(Source data)

++++++

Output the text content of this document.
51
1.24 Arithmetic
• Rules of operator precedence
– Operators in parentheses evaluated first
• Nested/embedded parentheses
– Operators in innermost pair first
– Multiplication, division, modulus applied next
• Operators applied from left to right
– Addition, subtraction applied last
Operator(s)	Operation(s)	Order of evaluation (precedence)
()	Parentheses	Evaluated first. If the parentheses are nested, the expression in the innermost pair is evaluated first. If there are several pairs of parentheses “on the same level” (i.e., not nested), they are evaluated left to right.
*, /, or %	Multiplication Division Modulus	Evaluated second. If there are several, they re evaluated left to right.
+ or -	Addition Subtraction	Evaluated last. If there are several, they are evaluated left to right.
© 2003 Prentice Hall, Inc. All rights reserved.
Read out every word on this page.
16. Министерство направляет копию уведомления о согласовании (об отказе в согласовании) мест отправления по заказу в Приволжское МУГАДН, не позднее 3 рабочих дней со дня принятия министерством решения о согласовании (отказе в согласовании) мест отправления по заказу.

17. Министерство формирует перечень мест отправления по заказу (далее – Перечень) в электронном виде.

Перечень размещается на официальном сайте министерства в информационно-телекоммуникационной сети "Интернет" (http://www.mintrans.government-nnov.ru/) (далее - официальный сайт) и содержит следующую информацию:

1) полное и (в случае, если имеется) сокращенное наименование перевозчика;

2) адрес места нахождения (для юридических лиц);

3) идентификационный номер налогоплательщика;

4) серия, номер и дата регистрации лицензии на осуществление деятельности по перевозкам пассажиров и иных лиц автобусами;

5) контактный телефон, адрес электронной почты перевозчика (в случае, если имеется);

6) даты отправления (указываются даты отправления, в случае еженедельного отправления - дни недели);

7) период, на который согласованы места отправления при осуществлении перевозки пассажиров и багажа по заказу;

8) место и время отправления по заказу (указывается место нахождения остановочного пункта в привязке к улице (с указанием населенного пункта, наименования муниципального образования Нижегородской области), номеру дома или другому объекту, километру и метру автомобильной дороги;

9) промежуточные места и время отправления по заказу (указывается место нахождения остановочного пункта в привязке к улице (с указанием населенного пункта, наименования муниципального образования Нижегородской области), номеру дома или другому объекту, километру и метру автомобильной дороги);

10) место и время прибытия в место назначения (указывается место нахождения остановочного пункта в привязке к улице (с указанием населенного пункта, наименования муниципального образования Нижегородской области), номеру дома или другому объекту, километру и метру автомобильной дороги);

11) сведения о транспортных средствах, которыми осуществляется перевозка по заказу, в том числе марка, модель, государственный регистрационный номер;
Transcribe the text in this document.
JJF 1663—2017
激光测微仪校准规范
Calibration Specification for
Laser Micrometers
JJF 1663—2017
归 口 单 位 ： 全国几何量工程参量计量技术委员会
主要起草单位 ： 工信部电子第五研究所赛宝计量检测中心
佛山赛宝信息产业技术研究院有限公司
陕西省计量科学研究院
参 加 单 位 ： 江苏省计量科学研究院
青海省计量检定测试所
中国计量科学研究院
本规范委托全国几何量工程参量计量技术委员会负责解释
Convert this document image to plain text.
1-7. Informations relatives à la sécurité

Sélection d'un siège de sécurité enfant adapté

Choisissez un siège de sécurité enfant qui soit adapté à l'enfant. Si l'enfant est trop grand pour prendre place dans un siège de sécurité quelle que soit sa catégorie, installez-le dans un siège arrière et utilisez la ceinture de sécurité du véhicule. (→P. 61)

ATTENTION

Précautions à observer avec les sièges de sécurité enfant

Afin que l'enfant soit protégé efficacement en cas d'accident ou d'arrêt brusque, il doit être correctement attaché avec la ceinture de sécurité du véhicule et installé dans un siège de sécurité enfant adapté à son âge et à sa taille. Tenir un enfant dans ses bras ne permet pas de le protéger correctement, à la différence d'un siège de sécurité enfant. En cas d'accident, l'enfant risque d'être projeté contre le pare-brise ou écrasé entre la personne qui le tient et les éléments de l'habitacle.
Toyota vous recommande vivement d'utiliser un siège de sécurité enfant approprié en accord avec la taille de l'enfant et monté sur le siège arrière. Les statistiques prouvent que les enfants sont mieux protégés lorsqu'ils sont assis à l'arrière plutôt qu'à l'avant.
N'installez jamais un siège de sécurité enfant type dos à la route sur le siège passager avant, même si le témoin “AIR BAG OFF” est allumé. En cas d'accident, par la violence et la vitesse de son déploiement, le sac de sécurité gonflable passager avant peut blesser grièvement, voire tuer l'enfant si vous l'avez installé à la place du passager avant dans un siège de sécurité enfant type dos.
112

++++++

* _Stated goal_: Repeat the whole listing exactly, keeping every line intact.

* _Exercise solution_:
Output the text content of this document.
51
1.24 Arithmetic
• Rules of operator precedence
– Operators in parentheses evaluated first
• Nested/embedded parentheses
– Operators in innermost pair first
– Multiplication, division, modulus applied next
• Operators applied from left to right
– Addition, subtraction applied last
Operator(s)	Operation(s)	Order of evaluation (precedence)
()	Parentheses	Evaluated first. If the parentheses are nested, the expression in the innermost pair is evaluated first. If there are several pairs of parentheses “on the same level” (i.e., not nested), they are evaluated left to right.
*, /, or %	Multiplication Division Modulus	Evaluated second. If there are several, they re evaluated left to right.
+ or -	Addition Subtraction	Evaluated last. If there are several, they are evaluated left to right.
© 2003 Prentice Hall, Inc. All rights reserved.
Read out every word on this page.
16. Министерство направляет копию уведомления о согласовании (об отказе в согласовании) мест отправления по заказу в Приволжское МУГАДН, не позднее 3 рабочих дней со дня принятия министерством решения о согласовании (отказе в согласовании) мест отправления по заказу.

17. Министерство формирует перечень мест отправления по заказу (далее – Перечень) в электронном виде.

Перечень размещается на официальном сайте министерства в информационно-телекоммуникационной сети "Интернет" (http://www.mintrans.government-nnov.ru/) (далее - официальный сайт) и содержит следующую информацию:

1) полное и (в случае, если имеется) сокращенное наименование перевозчика;

2) адрес места нахождения (для юридических лиц);

3) идентификационный номер налогоплательщика;

4) серия, номер и дата регистрации лицензии на осуществление деятельности по перевозкам пассажиров и иных лиц автобусами;

5) контактный телефон, адрес электронной почты перевозчика (в случае, если имеется);

6) даты отправления (указываются даты отправления, в случае еженедельного отправления - дни недели);

7) период, на который согласованы места отправления при осуществлении перевозки пассажиров и багажа по заказу;

8) место и время отправления по заказу (указывается место нахождения остановочного пункта в привязке к улице (с указанием населенного пункта, наименования муниципального образования Нижегородской области), номеру дома или другому объекту, километру и метру автомобильной дороги;

9) промежуточные места и время отправления по заказу (указывается место нахождения остановочного пункта в привязке к улице (с указанием населенного пункта, наименования муниципального образования Нижегородской области), номеру дома или другому объекту, километру и метру автомобильной дороги);

10) место и время прибытия в место назначения (указывается место нахождения остановочного пункта в привязке к улице (с указанием населенного пункта, наименования муниципального образования Нижегородской области), номеру дома или другому объекту, километру и метру автомобильной дороги);

11) сведения о транспортных средствах, которыми осуществляется перевозка по заказу, в том числе марка, модель, государственный регистрационный номер;
Transcribe the text in this document.
JJF 1663—2017
激光测微仪校准规范
Calibration Specification for
Laser Micrometers
JJF 1663—2017
归 口 单 位 ： 全国几何量工程参量计量技术委员会
主要起草单位 ： 工信部电子第五研究所赛宝计量检测中心
佛山赛宝信息产业技术研究院有限公司
陕西省计量科学研究院
参 加 单 位 ： 江苏省计量科学研究院
青海省计量检定测试所
中国计量科学研究院
本规范委托全国几何量工程参量计量技术委员会负责解释
Convert this document image to plain text.
1-7. Informations relatives à la sécurité

Sélection d'un siège de sécurité enfant adapté

Choisissez un siège de sécurité enfant qui soit adapté à l'enfant. Si l'enfant est trop grand pour prendre place dans un siège de sécurité quelle que soit sa catégorie, installez-le dans un siège arrière et utilisez la ceinture de sécurité du véhicule. (→P. 61)

ATTENTION

Précautions à observer avec les sièges de sécurité enfant

Afin que l'enfant soit protégé efficacement en cas d'accident ou d'arrêt brusque, il doit être correctement attaché avec la ceinture de sécurité du véhicule et installé dans un siège de sécurité enfant adapté à son âge et à sa taille. Tenir un enfant dans ses bras ne permet pas de le protéger correctement, à la différence d'un siège de sécurité enfant. En cas d'accident, l'enfant risque d'être projeté contre le pare-brise ou écrasé entre la personne qui le tient et les éléments de l'habitacle.
Toyota vous recommande vivement d'utiliser un siège de sécurité enfant approprié en accord avec la taille de l'enfant et monté sur le siège arrière. Les statistiques prouvent que les enfants sont mieux protégés lorsqu'ils sont assis à l'arrière plutôt qu'à l'avant.
N'installez jamais un siège de sécurité enfant type dos à la route sur le siège passager avant, même si le témoin “AIR BAG OFF” est allumé. En cas d'accident, par la violence et la vitesse de son déploiement, le sac de sécurité gonflable passager avant peut blesser grièvement, voire tuer l'enfant si vous l'avez installé à la place du passager avant dans un siège de sécurité enfant type dos.
112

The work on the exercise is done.